* **TASK PROMPT**
Extract every line of the material that holds the string "this".

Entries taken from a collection
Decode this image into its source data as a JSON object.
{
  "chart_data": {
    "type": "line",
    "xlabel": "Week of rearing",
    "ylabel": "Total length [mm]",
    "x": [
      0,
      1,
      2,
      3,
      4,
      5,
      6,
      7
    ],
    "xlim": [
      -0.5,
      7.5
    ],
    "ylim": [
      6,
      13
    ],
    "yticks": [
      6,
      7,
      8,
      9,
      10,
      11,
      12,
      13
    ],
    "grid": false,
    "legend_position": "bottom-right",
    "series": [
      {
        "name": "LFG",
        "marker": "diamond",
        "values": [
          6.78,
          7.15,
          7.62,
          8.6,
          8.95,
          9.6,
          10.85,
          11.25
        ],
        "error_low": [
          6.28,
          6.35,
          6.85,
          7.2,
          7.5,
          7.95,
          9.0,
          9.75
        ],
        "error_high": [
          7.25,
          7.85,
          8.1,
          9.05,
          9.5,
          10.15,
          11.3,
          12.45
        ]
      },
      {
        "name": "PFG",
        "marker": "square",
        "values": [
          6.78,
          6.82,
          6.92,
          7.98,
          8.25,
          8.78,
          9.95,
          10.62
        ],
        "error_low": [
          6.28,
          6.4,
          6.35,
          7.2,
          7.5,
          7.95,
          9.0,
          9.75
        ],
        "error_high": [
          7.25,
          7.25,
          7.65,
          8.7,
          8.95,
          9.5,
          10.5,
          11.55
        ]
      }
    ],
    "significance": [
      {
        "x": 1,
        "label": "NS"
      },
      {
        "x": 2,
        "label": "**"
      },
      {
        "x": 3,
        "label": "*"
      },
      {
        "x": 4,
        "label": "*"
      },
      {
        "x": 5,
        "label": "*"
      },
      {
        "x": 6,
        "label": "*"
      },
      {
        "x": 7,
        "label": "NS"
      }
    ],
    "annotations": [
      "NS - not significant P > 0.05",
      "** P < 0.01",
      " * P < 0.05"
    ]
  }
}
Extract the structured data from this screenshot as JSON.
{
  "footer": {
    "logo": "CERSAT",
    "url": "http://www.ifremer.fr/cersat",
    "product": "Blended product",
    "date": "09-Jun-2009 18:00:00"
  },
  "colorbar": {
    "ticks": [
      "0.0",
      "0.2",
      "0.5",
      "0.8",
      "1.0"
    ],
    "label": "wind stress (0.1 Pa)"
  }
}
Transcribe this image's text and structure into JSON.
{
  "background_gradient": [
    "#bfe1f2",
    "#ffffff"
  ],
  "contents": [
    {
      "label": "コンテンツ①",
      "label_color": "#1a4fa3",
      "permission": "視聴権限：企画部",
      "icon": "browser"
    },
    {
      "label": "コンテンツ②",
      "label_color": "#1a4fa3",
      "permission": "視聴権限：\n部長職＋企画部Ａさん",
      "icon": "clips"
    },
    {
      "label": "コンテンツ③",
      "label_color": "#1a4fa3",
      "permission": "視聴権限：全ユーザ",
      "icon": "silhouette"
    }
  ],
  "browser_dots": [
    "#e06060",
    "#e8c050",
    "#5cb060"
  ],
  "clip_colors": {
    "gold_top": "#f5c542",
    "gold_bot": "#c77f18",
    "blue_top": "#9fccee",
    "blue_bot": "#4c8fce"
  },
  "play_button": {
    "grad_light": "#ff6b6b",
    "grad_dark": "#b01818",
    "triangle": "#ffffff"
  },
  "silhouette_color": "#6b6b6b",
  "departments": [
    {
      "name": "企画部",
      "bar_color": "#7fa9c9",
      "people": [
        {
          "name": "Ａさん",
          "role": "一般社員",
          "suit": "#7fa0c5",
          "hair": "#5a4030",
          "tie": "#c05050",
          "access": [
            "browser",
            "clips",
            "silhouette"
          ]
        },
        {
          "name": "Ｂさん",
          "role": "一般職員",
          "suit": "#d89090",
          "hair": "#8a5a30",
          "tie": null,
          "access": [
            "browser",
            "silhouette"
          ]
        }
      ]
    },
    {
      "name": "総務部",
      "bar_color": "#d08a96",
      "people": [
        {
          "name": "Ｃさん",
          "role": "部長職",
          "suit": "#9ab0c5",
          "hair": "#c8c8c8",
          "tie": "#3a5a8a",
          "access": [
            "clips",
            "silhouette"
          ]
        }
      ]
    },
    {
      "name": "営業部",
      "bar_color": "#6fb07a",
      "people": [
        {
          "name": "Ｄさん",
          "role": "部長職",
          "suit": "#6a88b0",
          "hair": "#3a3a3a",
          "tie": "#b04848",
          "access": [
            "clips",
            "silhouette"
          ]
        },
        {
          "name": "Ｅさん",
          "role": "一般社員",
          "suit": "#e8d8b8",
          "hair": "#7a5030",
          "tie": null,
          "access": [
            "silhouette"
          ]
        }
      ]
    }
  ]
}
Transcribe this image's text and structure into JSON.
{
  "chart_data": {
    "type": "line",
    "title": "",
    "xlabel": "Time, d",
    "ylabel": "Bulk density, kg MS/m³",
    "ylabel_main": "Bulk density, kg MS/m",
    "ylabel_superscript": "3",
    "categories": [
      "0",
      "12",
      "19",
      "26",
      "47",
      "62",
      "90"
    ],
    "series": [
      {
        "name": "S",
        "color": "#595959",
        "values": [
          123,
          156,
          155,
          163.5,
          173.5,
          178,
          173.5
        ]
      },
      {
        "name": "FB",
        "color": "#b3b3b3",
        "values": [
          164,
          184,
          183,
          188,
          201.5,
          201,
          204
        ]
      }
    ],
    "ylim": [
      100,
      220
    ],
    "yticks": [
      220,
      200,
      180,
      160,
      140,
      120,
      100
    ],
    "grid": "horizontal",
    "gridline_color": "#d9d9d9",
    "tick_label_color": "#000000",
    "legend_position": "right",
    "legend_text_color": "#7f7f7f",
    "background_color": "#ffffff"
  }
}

* **FINISHED ANSWER**
Decode this image into its source data as a JSON object.
Extract the structured data from this screenshot as JSON.
Transcribe this image's text and structure into JSON.
Transcribe this image's text and structure into JSON.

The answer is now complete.